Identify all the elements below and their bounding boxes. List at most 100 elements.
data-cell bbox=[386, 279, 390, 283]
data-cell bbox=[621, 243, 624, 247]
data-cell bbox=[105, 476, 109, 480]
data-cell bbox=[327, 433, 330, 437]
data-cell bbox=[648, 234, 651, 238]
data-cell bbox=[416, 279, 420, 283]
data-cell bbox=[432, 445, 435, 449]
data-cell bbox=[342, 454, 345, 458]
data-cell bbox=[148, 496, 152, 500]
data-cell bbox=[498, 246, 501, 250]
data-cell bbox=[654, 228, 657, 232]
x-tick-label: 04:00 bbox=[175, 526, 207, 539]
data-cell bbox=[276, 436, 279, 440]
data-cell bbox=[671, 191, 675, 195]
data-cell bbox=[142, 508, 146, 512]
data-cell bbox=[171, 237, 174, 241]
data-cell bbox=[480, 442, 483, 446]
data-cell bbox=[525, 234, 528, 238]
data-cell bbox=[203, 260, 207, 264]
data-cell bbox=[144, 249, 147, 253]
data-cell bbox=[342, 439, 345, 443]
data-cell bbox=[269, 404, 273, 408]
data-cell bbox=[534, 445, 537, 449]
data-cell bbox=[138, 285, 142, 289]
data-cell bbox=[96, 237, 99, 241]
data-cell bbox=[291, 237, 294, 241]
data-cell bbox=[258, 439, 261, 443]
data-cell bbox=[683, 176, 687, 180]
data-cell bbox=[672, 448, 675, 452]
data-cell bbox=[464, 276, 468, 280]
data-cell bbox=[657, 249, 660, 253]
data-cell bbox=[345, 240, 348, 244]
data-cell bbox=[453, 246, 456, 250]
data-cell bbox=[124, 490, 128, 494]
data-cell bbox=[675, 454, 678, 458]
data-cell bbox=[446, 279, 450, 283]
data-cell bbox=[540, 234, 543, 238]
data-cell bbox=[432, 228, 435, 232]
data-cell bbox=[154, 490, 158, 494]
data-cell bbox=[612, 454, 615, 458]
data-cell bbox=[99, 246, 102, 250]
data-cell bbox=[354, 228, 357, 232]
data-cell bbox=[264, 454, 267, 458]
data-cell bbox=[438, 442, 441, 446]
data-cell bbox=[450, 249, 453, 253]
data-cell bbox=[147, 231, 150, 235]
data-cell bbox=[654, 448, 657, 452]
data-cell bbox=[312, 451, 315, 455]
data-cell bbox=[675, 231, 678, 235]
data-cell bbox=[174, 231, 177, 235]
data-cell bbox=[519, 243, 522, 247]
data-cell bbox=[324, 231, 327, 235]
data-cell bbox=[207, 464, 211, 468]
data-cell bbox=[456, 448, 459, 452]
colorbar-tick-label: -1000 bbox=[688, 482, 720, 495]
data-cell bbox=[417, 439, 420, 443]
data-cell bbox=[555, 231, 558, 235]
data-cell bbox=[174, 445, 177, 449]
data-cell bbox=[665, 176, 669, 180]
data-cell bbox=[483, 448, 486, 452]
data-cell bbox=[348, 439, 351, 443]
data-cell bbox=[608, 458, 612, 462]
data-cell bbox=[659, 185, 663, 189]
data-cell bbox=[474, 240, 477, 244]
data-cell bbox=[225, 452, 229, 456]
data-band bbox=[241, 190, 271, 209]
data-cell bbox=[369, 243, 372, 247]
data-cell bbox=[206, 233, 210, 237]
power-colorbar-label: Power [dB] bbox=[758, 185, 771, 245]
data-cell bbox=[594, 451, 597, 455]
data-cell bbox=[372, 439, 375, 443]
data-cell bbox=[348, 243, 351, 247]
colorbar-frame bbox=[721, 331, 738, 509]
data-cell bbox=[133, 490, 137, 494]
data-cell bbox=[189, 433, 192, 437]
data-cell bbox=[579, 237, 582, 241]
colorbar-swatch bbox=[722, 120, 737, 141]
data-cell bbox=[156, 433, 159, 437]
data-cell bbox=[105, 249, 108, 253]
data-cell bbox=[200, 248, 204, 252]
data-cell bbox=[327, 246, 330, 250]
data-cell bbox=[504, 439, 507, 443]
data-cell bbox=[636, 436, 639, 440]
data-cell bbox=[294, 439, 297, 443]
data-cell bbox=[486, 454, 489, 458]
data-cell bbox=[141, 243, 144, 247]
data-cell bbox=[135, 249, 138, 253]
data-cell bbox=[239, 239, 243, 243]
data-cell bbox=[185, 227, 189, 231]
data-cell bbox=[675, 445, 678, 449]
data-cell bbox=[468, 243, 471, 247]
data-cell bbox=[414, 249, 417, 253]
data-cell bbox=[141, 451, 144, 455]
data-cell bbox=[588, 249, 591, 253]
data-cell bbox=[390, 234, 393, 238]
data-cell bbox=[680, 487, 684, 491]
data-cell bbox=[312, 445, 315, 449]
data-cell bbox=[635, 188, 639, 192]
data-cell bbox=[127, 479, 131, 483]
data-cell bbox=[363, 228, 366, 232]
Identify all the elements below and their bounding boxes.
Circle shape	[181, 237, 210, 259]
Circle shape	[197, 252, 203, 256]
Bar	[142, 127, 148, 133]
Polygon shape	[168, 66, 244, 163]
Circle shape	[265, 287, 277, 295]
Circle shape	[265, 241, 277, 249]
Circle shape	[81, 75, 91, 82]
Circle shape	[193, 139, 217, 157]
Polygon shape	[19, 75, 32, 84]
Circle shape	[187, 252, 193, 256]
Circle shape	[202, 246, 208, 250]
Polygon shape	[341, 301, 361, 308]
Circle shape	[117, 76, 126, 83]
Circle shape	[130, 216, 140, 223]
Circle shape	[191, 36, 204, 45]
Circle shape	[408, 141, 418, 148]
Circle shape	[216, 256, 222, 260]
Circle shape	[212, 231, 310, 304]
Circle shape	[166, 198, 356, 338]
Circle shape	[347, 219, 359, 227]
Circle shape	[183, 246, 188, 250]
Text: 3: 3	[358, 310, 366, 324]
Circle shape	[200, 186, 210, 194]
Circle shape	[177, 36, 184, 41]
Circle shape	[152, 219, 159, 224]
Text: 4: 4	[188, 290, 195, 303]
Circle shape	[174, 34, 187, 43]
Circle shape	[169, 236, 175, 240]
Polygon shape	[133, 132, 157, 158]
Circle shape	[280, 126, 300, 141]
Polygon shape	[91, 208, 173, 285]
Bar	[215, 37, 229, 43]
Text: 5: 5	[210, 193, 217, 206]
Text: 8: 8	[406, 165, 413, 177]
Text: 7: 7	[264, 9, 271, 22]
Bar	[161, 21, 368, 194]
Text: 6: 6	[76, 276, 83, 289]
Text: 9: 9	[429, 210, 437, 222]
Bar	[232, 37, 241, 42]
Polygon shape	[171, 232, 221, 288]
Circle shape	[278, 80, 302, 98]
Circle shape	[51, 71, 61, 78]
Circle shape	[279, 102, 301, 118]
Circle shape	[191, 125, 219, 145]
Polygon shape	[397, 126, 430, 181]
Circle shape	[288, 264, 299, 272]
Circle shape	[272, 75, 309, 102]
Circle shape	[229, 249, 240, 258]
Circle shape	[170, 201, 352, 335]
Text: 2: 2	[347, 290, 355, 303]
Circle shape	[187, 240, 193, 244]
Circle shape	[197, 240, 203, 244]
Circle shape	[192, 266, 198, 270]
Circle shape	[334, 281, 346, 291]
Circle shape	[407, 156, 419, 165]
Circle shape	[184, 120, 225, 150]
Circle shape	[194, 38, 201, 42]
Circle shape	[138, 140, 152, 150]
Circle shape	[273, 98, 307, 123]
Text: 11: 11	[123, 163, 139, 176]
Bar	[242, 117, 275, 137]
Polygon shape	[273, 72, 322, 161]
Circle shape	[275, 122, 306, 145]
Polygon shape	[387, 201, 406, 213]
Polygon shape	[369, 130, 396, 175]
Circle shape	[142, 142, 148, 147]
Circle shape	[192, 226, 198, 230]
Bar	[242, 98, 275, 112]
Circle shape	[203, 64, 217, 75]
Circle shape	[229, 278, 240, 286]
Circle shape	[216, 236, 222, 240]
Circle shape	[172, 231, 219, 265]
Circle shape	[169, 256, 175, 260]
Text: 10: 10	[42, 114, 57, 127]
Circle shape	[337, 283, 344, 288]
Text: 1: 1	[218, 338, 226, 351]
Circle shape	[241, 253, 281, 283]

-------

[TASK PROMPT] Reproduce word for word the stretch from the start of the records through the line containing "data-cell bbox=[683, 176, 687, 180]", including that line.

[EXPECTED OUTPUT]
Identify all the elements below and their bounding boxes. List at most 100 elements.
data-cell bbox=[386, 279, 390, 283]
data-cell bbox=[621, 243, 624, 247]
data-cell bbox=[105, 476, 109, 480]
data-cell bbox=[327, 433, 330, 437]
data-cell bbox=[648, 234, 651, 238]
data-cell bbox=[416, 279, 420, 283]
data-cell bbox=[432, 445, 435, 449]
data-cell bbox=[342, 454, 345, 458]
data-cell bbox=[148, 496, 152, 500]
data-cell bbox=[498, 246, 501, 250]
data-cell bbox=[654, 228, 657, 232]
x-tick-label: 04:00 bbox=[175, 526, 207, 539]
data-cell bbox=[276, 436, 279, 440]
data-cell bbox=[671, 191, 675, 195]
data-cell bbox=[142, 508, 146, 512]
data-cell bbox=[171, 237, 174, 241]
data-cell bbox=[480, 442, 483, 446]
data-cell bbox=[525, 234, 528, 238]
data-cell bbox=[203, 260, 207, 264]
data-cell bbox=[144, 249, 147, 253]
data-cell bbox=[342, 439, 345, 443]
data-cell bbox=[269, 404, 273, 408]
data-cell bbox=[534, 445, 537, 449]
data-cell bbox=[138, 285, 142, 289]
data-cell bbox=[96, 237, 99, 241]
data-cell bbox=[291, 237, 294, 241]
data-cell bbox=[258, 439, 261, 443]
data-cell bbox=[683, 176, 687, 180]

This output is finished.